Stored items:
• • • • • • •

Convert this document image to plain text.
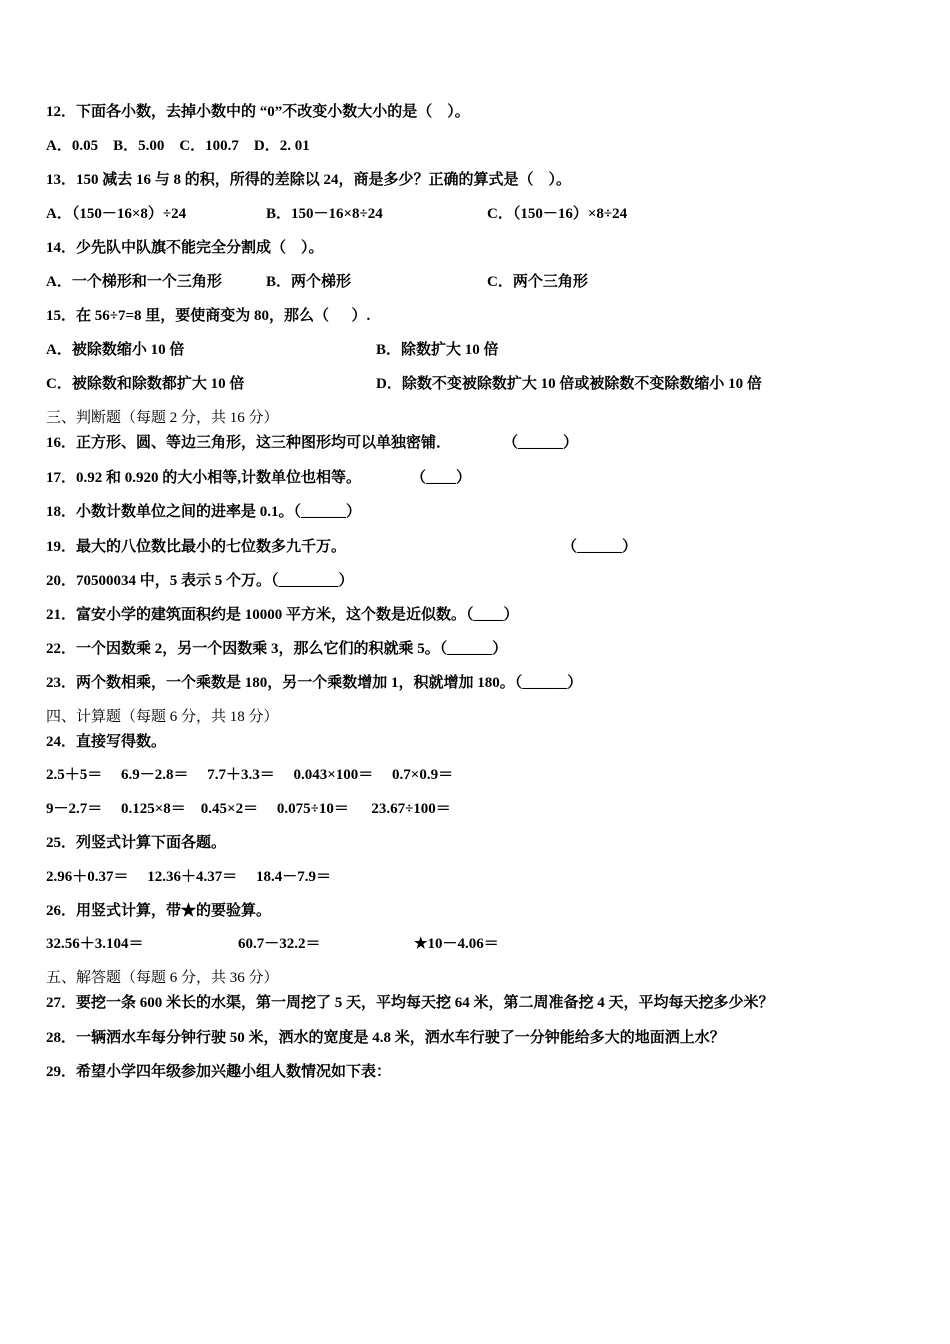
12．下面各小数，去掉小数中的 “0”不改变小数大小的是（    ）。
A．0.05    B．5.00    C．100.7    D．2. 01
13．150 减去 16 与 8 的积，所得的差除以 24，商是多少？正确的算式是（    ）。
A．（150－16×8）÷24	B．150－16×8÷24	C．（150－16）×8÷24
14．少先队中队旗不能完全分割成（    ）。
A．一个梯形和一个三角形	B．两个梯形	C．两个三角形
15．在 56÷7=8 里，要使商变为 80，那么（      ）.
A．被除数缩小 10 倍	B．除数扩大 10 倍
C．被除数和除数都扩大 10 倍	D．除数不变被除数扩大 10 倍或被除数不变除数缩小 10 倍
三、判断题（每题 2 分，共 16 分）
16．正方形、圆、等边三角形，这三种图形均可以单独密铺．	（______）
17．0.92 和 0.920 的大小相等,计数单位也相等。	（____）
18．小数计数单位之间的进率是 0.1。（______）
19．最大的八位数比最小的七位数多九千万。	（______）
20．70500034 中，5 表示 5 个万。（________）
21．富安小学的建筑面积约是 10000 平方米，这个数是近似数。（____）
22．一个因数乘 2，另一个因数乘 3，那么它们的积就乘 5。（______）
23．两个数相乘，一个乘数是 180，另一个乘数增加 1，积就增加 180。（______）
四、计算题（每题 6 分，共 18 分）
24．直接写得数。
2.5＋5＝     6.9－2.8＝     7.7＋3.3＝     0.043×100＝     0.7×0.9＝
9－2.7＝     0.125×8＝    0.45×2＝     0.075÷10＝      23.67÷100＝
25．列竖式计算下面各题。
2.96＋0.37＝     12.36＋4.37＝     18.4－7.9＝
26．用竖式计算，带★的要验算。
32.56＋3.104＝	60.7－32.2＝	★10－4.06＝
五、解答题（每题 6 分，共 36 分）
27．要挖一条 600 米长的水渠，第一周挖了 5 天，平均每天挖 64 米，第二周准备挖 4 天，平均每天挖多少米？
28．一辆洒水车每分钟行驶 50 米，洒水的宽度是 4.8 米，洒水车行驶了一分钟能给多大的地面洒上水？
29．希望小学四年级参加兴趣小组人数情况如下表：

• • • • • • •

Stated goal = Reproduce the material word for word. Any pictures should be left out of the copy.

Response =
Convert this document image to plain text.
12．下面各小数，去掉小数中的 “0”不改变小数大小的是（    ）。
A．0.05    B．5.00    C．100.7    D．2. 01
13．150 减去 16 与 8 的积，所得的差除以 24，商是多少？正确的算式是（    ）。
A．（150－16×8）÷24	B．150－16×8÷24	C．（150－16）×8÷24
14．少先队中队旗不能完全分割成（    ）。
A．一个梯形和一个三角形	B．两个梯形	C．两个三角形
15．在 56÷7=8 里，要使商变为 80，那么（      ）.
A．被除数缩小 10 倍	B．除数扩大 10 倍
C．被除数和除数都扩大 10 倍	D．除数不变被除数扩大 10 倍或被除数不变除数缩小 10 倍
三、判断题（每题 2 分，共 16 分）
16．正方形、圆、等边三角形，这三种图形均可以单独密铺．	（______）
17．0.92 和 0.920 的大小相等,计数单位也相等。	（____）
18．小数计数单位之间的进率是 0.1。（______）
19．最大的八位数比最小的七位数多九千万。	（______）
20．70500034 中，5 表示 5 个万。（________）
21．富安小学的建筑面积约是 10000 平方米，这个数是近似数。（____）
22．一个因数乘 2，另一个因数乘 3，那么它们的积就乘 5。（______）
23．两个数相乘，一个乘数是 180，另一个乘数增加 1，积就增加 180。（______）
四、计算题（每题 6 分，共 18 分）
24．直接写得数。
2.5＋5＝     6.9－2.8＝     7.7＋3.3＝     0.043×100＝     0.7×0.9＝
9－2.7＝     0.125×8＝    0.45×2＝     0.075÷10＝      23.67÷100＝
25．列竖式计算下面各题。
2.96＋0.37＝     12.36＋4.37＝     18.4－7.9＝
26．用竖式计算，带★的要验算。
32.56＋3.104＝	60.7－32.2＝	★10－4.06＝
五、解答题（每题 6 分，共 36 分）
27．要挖一条 600 米长的水渠，第一周挖了 5 天，平均每天挖 64 米，第二周准备挖 4 天，平均每天挖多少米？
28．一辆洒水车每分钟行驶 50 米，洒水的宽度是 4.8 米，洒水车行驶了一分钟能给多大的地面洒上水？
29．希望小学四年级参加兴趣小组人数情况如下表：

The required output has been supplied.